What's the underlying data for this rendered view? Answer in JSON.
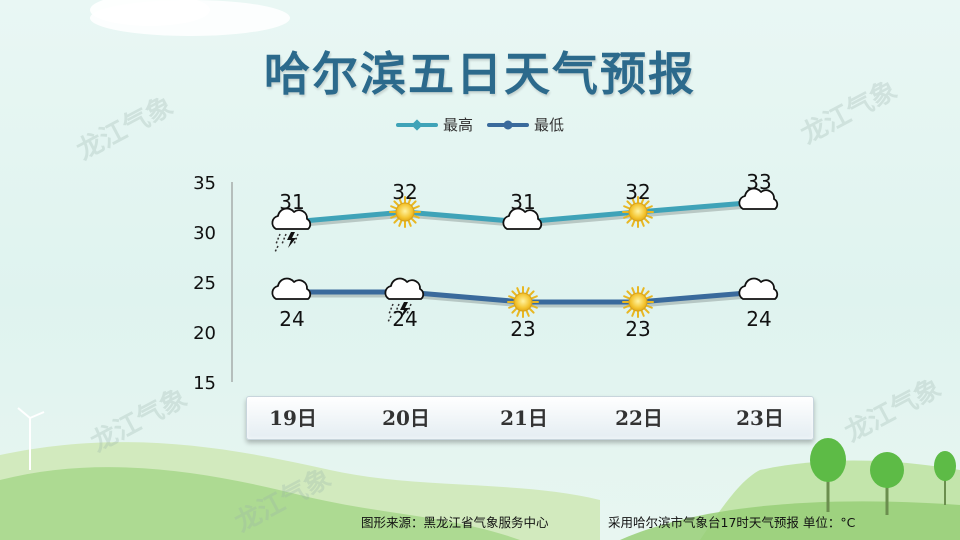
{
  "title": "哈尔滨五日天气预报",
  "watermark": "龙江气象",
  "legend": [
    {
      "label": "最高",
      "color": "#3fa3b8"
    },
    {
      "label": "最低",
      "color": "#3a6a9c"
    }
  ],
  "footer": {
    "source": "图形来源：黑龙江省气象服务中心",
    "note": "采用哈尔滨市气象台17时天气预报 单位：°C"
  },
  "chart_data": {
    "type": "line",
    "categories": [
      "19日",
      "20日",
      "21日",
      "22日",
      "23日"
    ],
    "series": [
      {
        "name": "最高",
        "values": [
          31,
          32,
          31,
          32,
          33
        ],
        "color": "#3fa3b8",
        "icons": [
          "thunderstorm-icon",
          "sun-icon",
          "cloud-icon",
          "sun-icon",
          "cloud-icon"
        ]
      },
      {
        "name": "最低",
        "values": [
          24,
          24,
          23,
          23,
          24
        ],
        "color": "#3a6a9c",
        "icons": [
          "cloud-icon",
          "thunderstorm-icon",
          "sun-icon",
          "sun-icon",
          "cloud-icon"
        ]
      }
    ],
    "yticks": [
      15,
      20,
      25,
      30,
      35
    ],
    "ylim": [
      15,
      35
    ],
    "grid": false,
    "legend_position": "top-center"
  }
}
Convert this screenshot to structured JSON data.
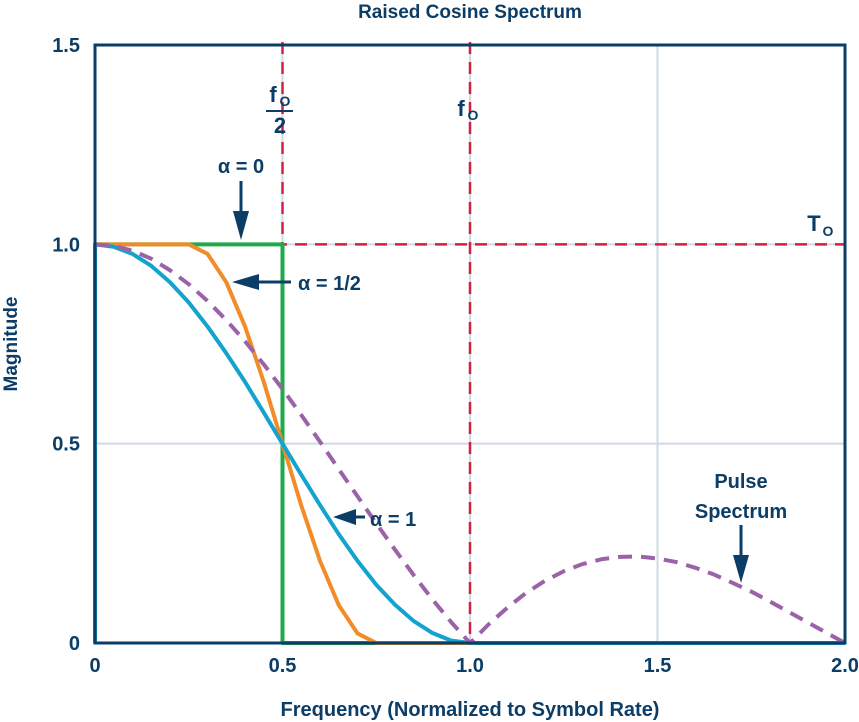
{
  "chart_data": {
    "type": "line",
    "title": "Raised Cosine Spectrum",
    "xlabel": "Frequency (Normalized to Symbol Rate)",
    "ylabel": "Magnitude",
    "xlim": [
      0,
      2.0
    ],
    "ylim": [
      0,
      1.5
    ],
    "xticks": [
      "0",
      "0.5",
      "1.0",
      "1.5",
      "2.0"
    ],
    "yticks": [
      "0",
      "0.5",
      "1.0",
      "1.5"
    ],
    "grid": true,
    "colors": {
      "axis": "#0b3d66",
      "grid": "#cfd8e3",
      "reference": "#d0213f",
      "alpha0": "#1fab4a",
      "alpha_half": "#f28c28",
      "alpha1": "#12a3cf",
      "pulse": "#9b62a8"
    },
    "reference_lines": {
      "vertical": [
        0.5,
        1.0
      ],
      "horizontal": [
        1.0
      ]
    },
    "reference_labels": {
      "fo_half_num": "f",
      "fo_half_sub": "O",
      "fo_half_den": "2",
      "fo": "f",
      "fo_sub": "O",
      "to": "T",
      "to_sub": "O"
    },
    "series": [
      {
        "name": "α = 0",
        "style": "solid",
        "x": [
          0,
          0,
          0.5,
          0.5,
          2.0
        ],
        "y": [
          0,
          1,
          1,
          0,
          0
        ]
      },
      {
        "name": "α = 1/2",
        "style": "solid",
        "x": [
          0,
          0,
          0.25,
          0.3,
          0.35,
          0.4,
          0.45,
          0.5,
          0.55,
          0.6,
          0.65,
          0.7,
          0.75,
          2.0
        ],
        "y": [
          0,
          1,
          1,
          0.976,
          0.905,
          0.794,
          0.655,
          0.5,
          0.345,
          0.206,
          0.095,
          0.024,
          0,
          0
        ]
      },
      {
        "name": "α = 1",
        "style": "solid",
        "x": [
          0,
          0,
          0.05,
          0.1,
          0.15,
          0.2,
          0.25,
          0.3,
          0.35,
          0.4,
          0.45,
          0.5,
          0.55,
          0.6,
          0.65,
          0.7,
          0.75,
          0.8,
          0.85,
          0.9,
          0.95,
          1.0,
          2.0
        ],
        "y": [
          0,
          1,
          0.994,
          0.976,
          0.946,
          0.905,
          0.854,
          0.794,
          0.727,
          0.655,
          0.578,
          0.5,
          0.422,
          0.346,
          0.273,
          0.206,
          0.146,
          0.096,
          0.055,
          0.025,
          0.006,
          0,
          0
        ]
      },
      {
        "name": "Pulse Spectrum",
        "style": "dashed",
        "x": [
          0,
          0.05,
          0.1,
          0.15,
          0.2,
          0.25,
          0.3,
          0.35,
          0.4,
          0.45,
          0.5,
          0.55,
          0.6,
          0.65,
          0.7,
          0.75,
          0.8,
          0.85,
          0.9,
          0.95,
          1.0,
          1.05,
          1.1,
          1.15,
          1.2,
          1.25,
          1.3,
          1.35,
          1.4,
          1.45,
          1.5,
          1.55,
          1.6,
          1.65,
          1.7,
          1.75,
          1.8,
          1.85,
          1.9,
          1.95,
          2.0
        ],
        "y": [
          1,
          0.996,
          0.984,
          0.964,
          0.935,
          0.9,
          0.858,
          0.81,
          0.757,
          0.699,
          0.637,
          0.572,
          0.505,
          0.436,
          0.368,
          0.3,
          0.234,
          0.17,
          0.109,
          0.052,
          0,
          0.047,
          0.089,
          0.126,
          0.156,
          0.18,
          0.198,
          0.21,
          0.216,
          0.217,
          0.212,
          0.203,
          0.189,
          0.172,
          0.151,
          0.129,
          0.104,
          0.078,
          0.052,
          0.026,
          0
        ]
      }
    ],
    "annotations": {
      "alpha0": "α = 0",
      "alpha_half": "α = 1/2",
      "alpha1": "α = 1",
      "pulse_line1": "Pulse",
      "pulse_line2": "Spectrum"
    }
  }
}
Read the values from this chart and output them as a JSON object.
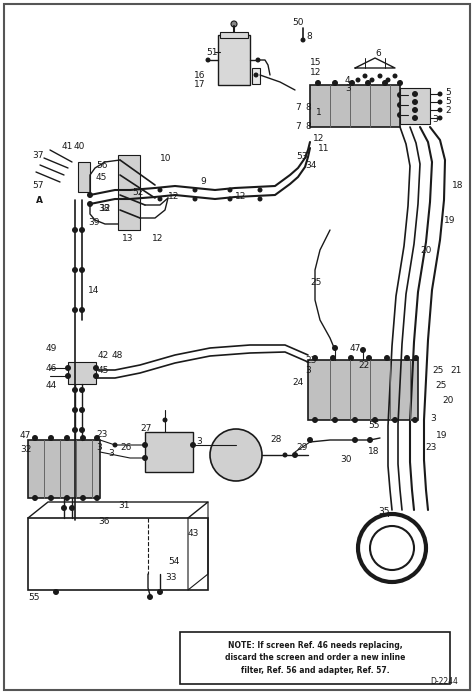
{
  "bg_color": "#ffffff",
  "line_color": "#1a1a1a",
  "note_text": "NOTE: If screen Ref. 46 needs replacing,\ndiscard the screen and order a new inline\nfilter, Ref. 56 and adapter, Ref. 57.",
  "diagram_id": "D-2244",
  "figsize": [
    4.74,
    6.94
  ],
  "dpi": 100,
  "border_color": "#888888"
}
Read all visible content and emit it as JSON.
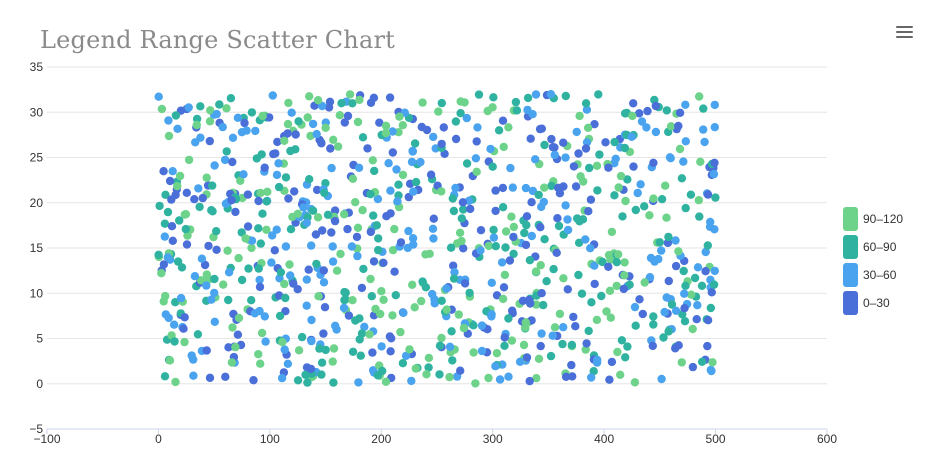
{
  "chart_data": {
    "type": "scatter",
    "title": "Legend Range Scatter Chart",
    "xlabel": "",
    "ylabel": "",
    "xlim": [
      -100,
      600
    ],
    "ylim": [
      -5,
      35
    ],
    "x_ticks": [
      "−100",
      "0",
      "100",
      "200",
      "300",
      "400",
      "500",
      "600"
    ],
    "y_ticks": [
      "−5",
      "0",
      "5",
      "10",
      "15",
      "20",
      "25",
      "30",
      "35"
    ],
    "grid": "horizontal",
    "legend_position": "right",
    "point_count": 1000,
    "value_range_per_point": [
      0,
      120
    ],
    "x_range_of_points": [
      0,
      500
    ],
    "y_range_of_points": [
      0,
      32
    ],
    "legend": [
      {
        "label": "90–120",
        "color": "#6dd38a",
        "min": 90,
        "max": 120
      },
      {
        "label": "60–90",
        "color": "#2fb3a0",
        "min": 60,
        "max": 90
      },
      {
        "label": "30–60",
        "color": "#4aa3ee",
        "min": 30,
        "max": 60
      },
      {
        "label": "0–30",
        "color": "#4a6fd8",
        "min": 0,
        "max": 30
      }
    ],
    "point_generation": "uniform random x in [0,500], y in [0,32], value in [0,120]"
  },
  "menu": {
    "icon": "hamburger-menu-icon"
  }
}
====
Stated goal: Where a line holds "title", copy it out.

Solved exercise:
  "title": "哈尔滨五日天气预报",
    "title": "Raised Cosine Spectrum",
    "title": "Legend Range Scatter Chart",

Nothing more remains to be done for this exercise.